* **Requirement**: Among the entries below, find the lines with "Show" and copy them.
[start of Dataset excerpts]
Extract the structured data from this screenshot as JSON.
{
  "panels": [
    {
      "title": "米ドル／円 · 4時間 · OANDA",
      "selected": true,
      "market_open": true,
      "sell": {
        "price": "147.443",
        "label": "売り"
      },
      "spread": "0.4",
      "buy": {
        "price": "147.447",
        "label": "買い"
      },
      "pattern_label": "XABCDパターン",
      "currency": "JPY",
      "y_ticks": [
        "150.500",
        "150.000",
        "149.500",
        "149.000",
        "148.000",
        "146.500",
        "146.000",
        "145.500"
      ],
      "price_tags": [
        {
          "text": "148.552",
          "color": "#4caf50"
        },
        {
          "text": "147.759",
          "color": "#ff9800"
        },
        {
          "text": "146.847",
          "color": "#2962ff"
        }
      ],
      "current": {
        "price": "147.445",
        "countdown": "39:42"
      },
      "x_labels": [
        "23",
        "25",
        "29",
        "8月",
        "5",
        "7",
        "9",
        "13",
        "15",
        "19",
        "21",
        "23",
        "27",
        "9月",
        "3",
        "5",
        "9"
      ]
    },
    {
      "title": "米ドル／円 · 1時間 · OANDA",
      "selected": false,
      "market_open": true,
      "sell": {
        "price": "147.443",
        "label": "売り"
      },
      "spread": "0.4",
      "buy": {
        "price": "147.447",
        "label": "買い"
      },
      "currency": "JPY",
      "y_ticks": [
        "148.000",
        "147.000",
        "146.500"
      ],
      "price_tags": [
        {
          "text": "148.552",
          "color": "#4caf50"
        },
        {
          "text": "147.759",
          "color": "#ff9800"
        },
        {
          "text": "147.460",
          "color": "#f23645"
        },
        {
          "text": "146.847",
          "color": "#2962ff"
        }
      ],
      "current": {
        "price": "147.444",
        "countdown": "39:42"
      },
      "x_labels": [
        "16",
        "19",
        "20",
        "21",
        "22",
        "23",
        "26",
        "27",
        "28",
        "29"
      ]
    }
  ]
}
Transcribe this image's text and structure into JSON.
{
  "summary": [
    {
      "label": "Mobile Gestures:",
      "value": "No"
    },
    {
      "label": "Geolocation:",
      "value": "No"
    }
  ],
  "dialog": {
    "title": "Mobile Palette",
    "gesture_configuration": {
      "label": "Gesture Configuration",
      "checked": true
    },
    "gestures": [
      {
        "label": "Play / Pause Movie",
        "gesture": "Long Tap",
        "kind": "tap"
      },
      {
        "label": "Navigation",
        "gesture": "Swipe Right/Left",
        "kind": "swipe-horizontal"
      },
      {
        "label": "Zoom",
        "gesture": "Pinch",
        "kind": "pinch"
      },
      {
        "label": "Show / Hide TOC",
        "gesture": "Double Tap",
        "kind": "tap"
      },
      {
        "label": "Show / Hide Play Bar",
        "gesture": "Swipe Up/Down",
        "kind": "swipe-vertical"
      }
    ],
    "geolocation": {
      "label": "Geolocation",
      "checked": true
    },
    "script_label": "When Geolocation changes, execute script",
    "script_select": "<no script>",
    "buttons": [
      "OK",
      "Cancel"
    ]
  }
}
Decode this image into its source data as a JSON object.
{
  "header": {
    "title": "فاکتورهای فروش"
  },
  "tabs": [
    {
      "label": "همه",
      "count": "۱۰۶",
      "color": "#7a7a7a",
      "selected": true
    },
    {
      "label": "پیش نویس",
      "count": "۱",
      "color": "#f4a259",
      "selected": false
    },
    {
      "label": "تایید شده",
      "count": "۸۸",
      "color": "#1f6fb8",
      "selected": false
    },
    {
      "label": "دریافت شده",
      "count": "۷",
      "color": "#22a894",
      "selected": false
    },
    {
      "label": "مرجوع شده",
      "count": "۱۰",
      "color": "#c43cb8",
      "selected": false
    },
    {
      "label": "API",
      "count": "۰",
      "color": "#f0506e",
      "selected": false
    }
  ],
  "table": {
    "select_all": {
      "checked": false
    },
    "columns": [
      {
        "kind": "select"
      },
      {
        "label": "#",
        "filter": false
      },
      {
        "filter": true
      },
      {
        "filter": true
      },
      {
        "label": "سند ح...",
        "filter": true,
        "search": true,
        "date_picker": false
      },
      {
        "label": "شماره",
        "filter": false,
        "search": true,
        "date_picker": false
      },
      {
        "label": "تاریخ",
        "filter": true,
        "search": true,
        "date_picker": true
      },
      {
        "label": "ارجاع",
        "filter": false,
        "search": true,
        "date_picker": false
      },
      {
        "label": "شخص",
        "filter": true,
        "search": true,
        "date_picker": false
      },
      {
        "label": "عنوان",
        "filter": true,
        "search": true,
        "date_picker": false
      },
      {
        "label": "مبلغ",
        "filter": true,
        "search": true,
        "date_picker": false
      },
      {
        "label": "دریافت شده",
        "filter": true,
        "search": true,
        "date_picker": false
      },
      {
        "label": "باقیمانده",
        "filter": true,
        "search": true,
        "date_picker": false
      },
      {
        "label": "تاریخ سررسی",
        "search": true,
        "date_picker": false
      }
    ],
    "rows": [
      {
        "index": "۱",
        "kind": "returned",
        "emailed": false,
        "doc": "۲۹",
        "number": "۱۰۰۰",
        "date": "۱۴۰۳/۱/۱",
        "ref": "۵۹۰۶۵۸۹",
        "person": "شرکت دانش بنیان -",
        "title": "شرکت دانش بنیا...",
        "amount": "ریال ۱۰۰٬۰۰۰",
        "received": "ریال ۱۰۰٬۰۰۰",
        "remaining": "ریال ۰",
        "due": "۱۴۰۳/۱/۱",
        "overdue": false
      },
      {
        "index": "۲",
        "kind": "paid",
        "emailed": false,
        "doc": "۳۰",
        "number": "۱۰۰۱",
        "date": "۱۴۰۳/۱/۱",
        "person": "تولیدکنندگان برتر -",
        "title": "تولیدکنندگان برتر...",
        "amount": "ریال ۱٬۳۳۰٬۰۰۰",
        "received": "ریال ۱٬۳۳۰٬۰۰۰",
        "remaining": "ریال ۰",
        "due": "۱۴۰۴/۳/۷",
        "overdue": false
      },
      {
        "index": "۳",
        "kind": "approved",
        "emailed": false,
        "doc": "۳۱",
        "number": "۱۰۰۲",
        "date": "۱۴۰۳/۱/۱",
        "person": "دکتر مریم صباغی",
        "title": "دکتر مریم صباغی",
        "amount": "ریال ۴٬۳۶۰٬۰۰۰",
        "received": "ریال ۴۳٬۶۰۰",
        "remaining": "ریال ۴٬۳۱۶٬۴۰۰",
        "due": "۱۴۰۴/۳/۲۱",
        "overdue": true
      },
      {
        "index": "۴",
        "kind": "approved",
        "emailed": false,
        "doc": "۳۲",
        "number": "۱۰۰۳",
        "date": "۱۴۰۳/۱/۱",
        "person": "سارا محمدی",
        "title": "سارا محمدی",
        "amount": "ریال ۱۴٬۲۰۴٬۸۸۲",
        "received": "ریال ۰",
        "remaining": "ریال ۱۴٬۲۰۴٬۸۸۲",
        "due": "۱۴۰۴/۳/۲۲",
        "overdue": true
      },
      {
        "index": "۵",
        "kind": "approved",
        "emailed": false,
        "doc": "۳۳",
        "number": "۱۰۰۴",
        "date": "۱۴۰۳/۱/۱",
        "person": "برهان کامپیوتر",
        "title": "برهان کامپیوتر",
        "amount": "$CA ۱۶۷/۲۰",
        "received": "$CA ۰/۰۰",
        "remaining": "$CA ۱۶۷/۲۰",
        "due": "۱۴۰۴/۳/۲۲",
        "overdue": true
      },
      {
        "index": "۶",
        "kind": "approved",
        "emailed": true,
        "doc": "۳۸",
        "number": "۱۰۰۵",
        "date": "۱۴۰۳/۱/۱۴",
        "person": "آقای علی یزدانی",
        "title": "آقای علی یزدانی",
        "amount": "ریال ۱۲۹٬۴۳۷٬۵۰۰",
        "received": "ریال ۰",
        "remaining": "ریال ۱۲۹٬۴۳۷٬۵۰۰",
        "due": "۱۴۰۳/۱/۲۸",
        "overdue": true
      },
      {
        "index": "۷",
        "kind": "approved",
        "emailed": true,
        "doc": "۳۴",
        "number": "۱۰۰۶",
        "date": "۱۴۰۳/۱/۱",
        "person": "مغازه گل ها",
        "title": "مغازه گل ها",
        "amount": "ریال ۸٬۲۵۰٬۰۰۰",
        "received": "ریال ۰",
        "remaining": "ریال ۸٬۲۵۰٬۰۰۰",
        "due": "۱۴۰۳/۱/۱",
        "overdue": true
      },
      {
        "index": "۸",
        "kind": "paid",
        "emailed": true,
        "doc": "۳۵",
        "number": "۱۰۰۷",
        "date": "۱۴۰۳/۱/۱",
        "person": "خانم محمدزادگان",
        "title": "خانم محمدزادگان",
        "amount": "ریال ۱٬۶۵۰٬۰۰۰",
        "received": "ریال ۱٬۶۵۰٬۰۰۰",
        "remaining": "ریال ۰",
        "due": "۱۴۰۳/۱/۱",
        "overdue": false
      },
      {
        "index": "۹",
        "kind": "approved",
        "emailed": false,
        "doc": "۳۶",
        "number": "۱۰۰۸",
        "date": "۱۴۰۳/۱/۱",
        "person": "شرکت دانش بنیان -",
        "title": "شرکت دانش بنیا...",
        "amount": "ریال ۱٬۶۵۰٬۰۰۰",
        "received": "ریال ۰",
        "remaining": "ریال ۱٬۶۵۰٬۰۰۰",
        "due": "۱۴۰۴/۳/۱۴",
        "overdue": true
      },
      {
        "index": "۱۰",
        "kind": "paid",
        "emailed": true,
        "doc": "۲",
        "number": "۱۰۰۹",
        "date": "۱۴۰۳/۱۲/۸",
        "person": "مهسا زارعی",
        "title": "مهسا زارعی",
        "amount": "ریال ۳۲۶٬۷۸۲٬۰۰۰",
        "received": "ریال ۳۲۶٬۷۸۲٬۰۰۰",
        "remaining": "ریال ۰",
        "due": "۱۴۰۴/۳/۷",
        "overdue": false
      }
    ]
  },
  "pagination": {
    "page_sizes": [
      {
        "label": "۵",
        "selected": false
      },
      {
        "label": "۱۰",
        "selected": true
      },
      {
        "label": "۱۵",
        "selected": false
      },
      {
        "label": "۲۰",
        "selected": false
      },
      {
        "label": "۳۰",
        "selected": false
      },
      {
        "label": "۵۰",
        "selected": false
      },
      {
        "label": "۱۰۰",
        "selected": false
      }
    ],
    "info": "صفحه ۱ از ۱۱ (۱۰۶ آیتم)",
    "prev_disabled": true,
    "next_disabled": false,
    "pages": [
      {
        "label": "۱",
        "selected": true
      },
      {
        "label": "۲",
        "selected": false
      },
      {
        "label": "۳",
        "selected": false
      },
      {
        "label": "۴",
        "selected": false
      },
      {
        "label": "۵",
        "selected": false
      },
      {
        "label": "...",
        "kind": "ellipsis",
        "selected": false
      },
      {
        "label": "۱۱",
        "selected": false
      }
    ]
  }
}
[end of Dataset excerpts]
* **Task response**:
        "label": "Show / Hide TOC",
        "label": "Show / Hide Play Bar",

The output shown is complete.